## Work to complete
Write out each line of the listing as it stands, without the images.
** Begin Supplied data **
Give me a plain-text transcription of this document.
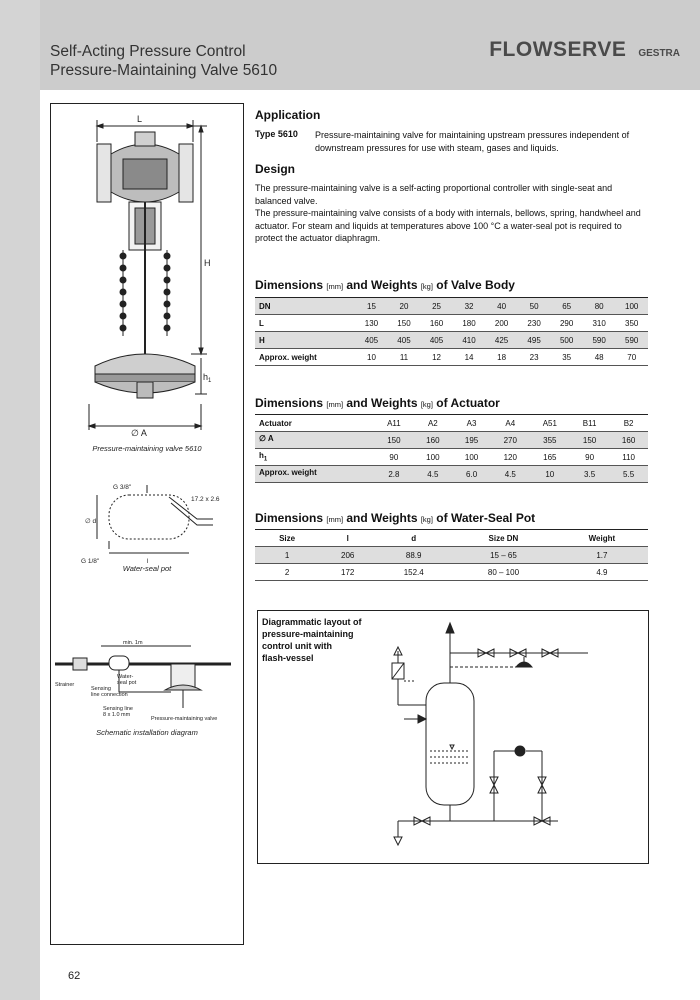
Self-Acting Pressure Control
Pressure-Maintaining Valve 5610
FLOWSERVE GESTRA
L
H
$h_1$
∅ A
Pressure-maintaining valve 5610
G 3/8"
17.2 x 2.6
∅ d
G 1/8"	l
Water-seal pot
min. 1m
Strainer
Water-
seal pot
Sensing
line connection
Sensing line
8 x 1.0 mm
Pressure-maintaining valve
Schematic installation diagram
Application
Type 5610 Pressure-maintaining valve for maintaining upstream pressures independent of downstream pressures for use with steam, gases and liquids.
Design
The pressure-maintaining valve is a self-acting proportional controller with single-seat and balanced valve.
The pressure-maintaining valve consists of a body with internals, bellows, spring, handwheel and actuator. For steam and liquids at temperatures above 100 °C a water-seal pot is required to protect the actuator diaphragm.
Dimensions [mm] and Weights [kg] of Valve Body
DN	15	20	25	32	40	50	65	80	100
L	130	150	160	180	200	230	290	310	350
H	405	405	405	410	425	495	500	590	590
Approx. weight	10	11	12	14	18	23	35	48	70
Dimensions [mm] and Weights [kg] of Actuator
Actuator	A11	A2	A3	A4	A51	B11	B2
∅ A	150	160	195	270	355	150	160
$h_1$	90	100	100	120	165	90	110
Approx. weight	2.8	4.5	6.0	4.5	10	3.5	5.5
Dimensions [mm] and Weights [kg] of Water-Seal Pot
Size	l	d	Size DN	Weight
1	206	88.9	15 – 65	1.7
2	172	152.4	80 – 100	4.9
Diagrammatic layout of
pressure-maintaining
control unit with
flash-vessel
62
** End Supplied data **
## Task response
Give me a plain-text transcription of this document.
Self-Acting Pressure Control
Pressure-Maintaining Valve 5610
FLOWSERVE GESTRA
L
H
$h_1$
∅ A
Pressure-maintaining valve 5610
G 3/8"
17.2 x 2.6
∅ d
G 1/8"	l
Water-seal pot
min. 1m
Strainer
Water-
seal pot
Sensing
line connection
Sensing line
8 x 1.0 mm
Pressure-maintaining valve
Schematic installation diagram
Application
Type 5610 Pressure-maintaining valve for maintaining upstream pressures independent of downstream pressures for use with steam, gases and liquids.
Design
The pressure-maintaining valve is a self-acting proportional controller with single-seat and balanced valve.
The pressure-maintaining valve consists of a body with internals, bellows, spring, handwheel and actuator. For steam and liquids at temperatures above 100 °C a water-seal pot is required to protect the actuator diaphragm.
Dimensions [mm] and Weights [kg] of Valve Body
DN	15	20	25	32	40	50	65	80	100
L	130	150	160	180	200	230	290	310	350
H	405	405	405	410	425	495	500	590	590
Approx. weight	10	11	12	14	18	23	35	48	70
Dimensions [mm] and Weights [kg] of Actuator
Actuator	A11	A2	A3	A4	A51	B11	B2
∅ A	150	160	195	270	355	150	160
$h_1$	90	100	100	120	165	90	110
Approx. weight	2.8	4.5	6.0	4.5	10	3.5	5.5
Dimensions [mm] and Weights [kg] of Water-Seal Pot
Size	l	d	Size DN	Weight
1	206	88.9	15 – 65	1.7
2	172	152.4	80 – 100	4.9
Diagrammatic layout of
pressure-maintaining
control unit with
flash-vessel
62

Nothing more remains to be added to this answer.